- DO THIS
Restate the records that follow word for word; no pictures should appear.

- INFORMATION SHOWN
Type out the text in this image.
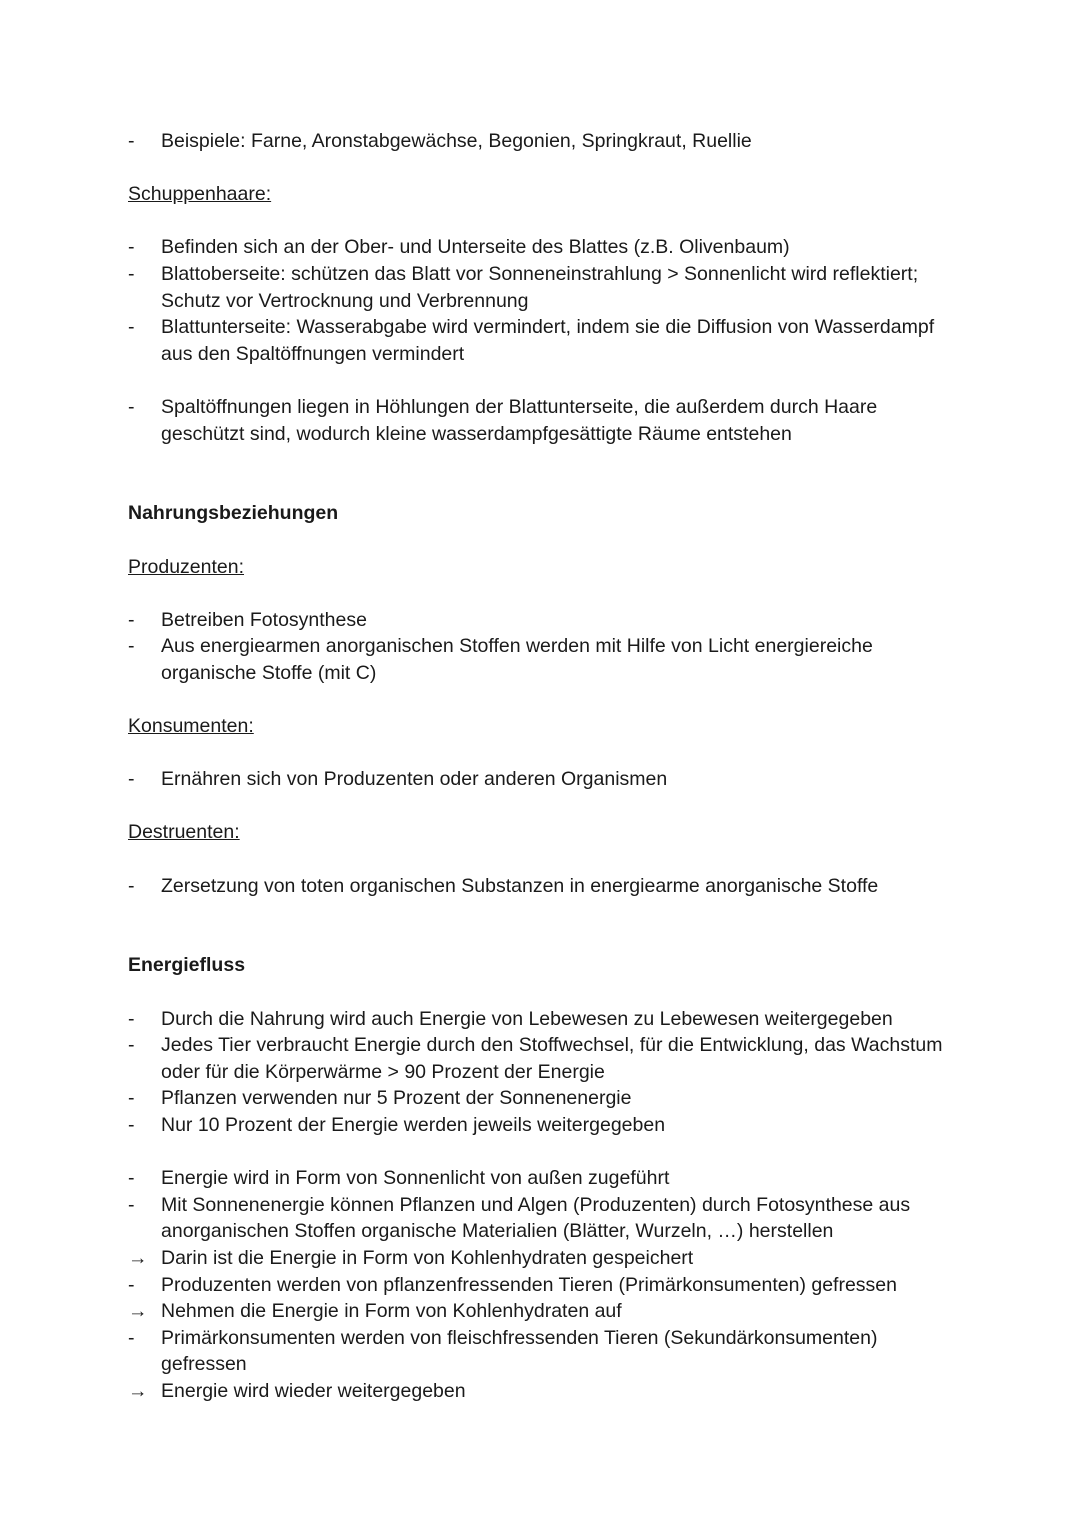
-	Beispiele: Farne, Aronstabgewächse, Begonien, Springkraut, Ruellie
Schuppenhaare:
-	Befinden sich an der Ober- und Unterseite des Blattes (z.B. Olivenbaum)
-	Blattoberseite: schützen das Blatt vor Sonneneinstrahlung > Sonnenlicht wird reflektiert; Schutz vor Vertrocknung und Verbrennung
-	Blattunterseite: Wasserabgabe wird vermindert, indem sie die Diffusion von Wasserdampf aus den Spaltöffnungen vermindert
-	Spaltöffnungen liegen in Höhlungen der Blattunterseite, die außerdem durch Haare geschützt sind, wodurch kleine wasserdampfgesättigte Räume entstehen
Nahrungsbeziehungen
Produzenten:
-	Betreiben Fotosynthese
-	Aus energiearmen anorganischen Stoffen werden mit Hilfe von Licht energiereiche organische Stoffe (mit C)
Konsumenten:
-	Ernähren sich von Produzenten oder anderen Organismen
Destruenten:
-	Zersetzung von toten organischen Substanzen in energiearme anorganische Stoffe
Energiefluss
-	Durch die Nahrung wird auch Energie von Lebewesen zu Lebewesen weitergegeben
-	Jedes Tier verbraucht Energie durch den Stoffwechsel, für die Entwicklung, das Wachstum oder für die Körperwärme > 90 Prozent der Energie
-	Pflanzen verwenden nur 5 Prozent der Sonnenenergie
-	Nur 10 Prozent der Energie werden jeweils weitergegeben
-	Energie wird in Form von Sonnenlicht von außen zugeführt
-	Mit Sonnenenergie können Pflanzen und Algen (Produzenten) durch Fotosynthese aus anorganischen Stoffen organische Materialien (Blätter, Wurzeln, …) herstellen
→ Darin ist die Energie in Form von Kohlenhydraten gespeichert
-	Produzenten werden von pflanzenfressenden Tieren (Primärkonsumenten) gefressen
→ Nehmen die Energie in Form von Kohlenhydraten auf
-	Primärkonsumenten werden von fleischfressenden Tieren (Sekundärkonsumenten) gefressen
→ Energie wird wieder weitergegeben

- REPLY
Type out the text in this image.
-	Beispiele: Farne, Aronstabgewächse, Begonien, Springkraut, Ruellie
Schuppenhaare:
-	Befinden sich an der Ober- und Unterseite des Blattes (z.B. Olivenbaum)
-	Blattoberseite: schützen das Blatt vor Sonneneinstrahlung > Sonnenlicht wird reflektiert; Schutz vor Vertrocknung und Verbrennung
-	Blattunterseite: Wasserabgabe wird vermindert, indem sie die Diffusion von Wasserdampf aus den Spaltöffnungen vermindert
-	Spaltöffnungen liegen in Höhlungen der Blattunterseite, die außerdem durch Haare geschützt sind, wodurch kleine wasserdampfgesättigte Räume entstehen
Nahrungsbeziehungen
Produzenten:
-	Betreiben Fotosynthese
-	Aus energiearmen anorganischen Stoffen werden mit Hilfe von Licht energiereiche organische Stoffe (mit C)
Konsumenten:
-	Ernähren sich von Produzenten oder anderen Organismen
Destruenten:
-	Zersetzung von toten organischen Substanzen in energiearme anorganische Stoffe
Energiefluss
-	Durch die Nahrung wird auch Energie von Lebewesen zu Lebewesen weitergegeben
-	Jedes Tier verbraucht Energie durch den Stoffwechsel, für die Entwicklung, das Wachstum oder für die Körperwärme > 90 Prozent der Energie
-	Pflanzen verwenden nur 5 Prozent der Sonnenenergie
-	Nur 10 Prozent der Energie werden jeweils weitergegeben
-	Energie wird in Form von Sonnenlicht von außen zugeführt
-	Mit Sonnenenergie können Pflanzen und Algen (Produzenten) durch Fotosynthese aus anorganischen Stoffen organische Materialien (Blätter, Wurzeln, …) herstellen
→ Darin ist die Energie in Form von Kohlenhydraten gespeichert
-	Produzenten werden von pflanzenfressenden Tieren (Primärkonsumenten) gefressen
→ Nehmen die Energie in Form von Kohlenhydraten auf
-	Primärkonsumenten werden von fleischfressenden Tieren (Sekundärkonsumenten) gefressen
→ Energie wird wieder weitergegeben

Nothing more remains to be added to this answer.